----- FRAGMENTO SELECCIONADO
Los apicultores destacan la alta mortandad de colmenas este año

Nueva campaña. Las excesivas lluvias del invierno y el inicio de la primavera han ocasionado un efecto negativo en el sector y los apicultores no han podido renovar las colmenas por no poder acceder a ellas
CHEMA DÍEZ

Los apicultores de la provincia de Salamanca muestran su preocupación ante la campaña de este año por el elevado grado de mortandad de las colmenas, derivado de las excesivas precipitaciones del invierno y el inicio de la primavera, que impidieron a los profesionales renovar las mismas de cara a una nueva campaña.

A este hecho hay que sumarle el exceso de trabajo acumulado para los agricultores que encaran un año de los más complicados para el sector, que se ve en la actualidad agobiado por el calor y aboga por un descenso de las temperaturas para obtener un mejor rendimiento por cada colmena.
----------
----- DATOS REGISTRADOS
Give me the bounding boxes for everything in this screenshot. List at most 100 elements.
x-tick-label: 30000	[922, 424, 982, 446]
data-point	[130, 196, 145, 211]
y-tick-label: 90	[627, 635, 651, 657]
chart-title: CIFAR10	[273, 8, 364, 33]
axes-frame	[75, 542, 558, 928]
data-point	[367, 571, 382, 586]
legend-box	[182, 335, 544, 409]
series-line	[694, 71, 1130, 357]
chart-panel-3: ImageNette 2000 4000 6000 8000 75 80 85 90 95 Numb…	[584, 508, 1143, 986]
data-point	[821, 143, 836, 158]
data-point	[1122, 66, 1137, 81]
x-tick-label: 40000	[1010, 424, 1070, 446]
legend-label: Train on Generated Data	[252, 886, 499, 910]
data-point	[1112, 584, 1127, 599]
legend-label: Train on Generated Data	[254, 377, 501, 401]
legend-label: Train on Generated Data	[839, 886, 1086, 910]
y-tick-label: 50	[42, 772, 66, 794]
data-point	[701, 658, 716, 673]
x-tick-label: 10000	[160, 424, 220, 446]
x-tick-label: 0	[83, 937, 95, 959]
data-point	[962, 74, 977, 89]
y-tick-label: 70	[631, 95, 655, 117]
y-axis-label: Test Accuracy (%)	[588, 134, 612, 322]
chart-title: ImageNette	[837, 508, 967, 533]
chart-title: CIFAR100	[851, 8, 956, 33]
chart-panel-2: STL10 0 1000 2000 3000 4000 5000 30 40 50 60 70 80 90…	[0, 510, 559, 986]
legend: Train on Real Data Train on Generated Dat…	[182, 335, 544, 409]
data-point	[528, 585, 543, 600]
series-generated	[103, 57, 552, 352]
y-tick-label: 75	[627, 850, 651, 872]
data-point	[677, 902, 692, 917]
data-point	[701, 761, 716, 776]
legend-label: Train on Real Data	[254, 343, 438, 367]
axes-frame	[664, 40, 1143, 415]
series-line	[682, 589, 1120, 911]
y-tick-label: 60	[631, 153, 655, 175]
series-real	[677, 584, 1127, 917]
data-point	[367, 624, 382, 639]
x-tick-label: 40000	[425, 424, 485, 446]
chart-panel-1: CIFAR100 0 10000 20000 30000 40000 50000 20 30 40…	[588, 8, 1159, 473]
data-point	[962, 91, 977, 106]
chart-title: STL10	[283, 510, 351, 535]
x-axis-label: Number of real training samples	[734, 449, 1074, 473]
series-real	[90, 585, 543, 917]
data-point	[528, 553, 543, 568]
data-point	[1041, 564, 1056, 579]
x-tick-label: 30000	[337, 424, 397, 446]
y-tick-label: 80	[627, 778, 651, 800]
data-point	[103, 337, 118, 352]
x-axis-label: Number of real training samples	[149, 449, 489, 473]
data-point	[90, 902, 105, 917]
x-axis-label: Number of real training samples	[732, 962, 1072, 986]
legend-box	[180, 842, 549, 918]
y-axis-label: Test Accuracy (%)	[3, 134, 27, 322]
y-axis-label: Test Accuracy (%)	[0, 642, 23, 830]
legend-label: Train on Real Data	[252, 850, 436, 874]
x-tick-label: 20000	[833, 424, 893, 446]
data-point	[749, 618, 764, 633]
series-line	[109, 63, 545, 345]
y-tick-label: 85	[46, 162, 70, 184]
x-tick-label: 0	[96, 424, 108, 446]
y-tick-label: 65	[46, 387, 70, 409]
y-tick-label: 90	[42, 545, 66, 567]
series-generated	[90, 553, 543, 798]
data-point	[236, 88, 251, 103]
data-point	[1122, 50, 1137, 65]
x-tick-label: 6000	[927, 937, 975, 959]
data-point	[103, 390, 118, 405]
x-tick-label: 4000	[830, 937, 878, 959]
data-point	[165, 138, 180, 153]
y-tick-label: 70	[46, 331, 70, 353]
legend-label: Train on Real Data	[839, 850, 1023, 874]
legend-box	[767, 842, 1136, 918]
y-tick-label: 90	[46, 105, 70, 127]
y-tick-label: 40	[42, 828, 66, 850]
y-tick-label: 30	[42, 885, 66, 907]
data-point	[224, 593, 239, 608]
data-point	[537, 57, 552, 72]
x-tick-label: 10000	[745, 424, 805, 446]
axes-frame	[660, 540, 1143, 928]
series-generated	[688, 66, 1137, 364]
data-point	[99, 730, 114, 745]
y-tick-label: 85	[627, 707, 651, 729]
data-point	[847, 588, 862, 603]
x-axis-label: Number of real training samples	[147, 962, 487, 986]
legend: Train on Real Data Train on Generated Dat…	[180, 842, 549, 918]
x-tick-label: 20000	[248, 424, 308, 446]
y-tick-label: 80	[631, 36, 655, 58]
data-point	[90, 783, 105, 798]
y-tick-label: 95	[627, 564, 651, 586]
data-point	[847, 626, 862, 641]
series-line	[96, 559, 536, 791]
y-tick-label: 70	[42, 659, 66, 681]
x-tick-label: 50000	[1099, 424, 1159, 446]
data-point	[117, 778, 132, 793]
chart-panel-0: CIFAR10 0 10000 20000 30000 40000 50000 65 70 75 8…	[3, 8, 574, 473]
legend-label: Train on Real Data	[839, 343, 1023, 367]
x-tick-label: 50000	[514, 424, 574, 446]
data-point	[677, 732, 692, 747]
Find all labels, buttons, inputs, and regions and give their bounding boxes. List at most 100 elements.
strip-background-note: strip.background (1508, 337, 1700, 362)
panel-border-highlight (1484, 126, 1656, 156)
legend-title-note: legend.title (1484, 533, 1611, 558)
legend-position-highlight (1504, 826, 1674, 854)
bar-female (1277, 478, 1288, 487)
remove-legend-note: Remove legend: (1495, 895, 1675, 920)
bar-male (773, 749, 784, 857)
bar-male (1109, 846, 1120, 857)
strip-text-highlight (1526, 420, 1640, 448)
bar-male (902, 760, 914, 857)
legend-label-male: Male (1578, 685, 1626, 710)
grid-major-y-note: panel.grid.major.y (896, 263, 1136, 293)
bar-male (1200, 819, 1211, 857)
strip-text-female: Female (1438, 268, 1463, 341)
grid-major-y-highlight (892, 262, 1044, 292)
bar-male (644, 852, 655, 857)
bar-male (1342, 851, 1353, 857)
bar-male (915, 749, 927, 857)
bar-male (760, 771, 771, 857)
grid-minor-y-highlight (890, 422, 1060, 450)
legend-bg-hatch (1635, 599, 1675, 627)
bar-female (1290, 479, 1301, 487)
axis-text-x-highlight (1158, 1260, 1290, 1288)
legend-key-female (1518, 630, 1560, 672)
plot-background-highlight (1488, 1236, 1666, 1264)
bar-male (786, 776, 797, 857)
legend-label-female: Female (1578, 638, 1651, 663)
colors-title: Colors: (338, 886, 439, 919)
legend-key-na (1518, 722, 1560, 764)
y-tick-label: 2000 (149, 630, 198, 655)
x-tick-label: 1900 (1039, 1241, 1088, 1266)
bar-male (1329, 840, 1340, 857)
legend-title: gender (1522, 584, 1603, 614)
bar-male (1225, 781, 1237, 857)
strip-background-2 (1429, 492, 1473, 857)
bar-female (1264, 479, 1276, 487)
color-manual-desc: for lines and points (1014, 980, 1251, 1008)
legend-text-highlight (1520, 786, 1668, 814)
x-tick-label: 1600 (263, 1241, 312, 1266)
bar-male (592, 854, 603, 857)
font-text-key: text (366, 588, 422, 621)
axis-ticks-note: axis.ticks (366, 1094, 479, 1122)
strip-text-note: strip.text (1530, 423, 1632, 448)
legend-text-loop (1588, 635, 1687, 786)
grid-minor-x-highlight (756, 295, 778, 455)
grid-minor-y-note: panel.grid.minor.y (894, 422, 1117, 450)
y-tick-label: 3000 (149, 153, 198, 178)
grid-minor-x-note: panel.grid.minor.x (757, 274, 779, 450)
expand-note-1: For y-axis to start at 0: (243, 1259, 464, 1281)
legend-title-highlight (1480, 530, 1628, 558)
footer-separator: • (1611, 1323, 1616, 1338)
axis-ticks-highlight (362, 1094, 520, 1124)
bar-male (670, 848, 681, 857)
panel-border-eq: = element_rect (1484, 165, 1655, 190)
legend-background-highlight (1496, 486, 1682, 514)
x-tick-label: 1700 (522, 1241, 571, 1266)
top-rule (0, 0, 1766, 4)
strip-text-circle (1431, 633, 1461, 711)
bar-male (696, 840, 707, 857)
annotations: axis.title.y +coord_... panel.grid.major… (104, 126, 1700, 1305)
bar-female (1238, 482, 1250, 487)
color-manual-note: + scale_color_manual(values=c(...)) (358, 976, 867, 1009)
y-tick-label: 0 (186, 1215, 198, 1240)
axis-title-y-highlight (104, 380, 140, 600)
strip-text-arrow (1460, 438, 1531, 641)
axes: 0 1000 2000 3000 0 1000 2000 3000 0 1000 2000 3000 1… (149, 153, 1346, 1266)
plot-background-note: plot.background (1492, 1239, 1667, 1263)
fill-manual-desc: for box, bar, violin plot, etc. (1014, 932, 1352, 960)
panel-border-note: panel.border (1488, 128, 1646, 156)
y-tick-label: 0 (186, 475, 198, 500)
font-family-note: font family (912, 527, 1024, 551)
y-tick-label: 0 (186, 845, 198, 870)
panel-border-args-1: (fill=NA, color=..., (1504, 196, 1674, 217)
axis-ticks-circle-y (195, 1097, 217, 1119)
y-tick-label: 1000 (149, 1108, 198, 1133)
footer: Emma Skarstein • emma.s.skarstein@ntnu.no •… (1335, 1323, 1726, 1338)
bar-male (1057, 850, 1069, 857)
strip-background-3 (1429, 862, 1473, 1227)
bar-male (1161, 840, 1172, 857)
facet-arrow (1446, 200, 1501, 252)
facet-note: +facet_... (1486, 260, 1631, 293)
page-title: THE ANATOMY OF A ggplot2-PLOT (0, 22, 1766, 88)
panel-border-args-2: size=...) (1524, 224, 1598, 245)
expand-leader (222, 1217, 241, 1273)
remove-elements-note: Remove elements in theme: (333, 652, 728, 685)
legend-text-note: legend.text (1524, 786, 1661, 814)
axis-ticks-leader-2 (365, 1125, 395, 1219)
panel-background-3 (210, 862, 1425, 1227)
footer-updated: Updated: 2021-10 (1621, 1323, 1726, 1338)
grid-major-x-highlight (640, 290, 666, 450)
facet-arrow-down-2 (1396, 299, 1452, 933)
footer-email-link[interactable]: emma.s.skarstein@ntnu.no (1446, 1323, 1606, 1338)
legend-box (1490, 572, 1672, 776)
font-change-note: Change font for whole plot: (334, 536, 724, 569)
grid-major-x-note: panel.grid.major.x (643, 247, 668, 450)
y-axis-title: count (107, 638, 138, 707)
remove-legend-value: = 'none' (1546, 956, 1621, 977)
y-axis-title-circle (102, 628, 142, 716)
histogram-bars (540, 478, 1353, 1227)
----------
▸ TU TAREA
Explica por qué, según la noticia sobre la mortandad de colmenas, los apicultores no pudieron renovar las colmenas para la nueva campaña.

▸ RESPUESTA ESPERADA
Las excesivas lluvias del invierno y del inicio de la primavera les impidieron acceder a las colmenas, por lo que no pudieron renovarlas de cara a la nueva campaña.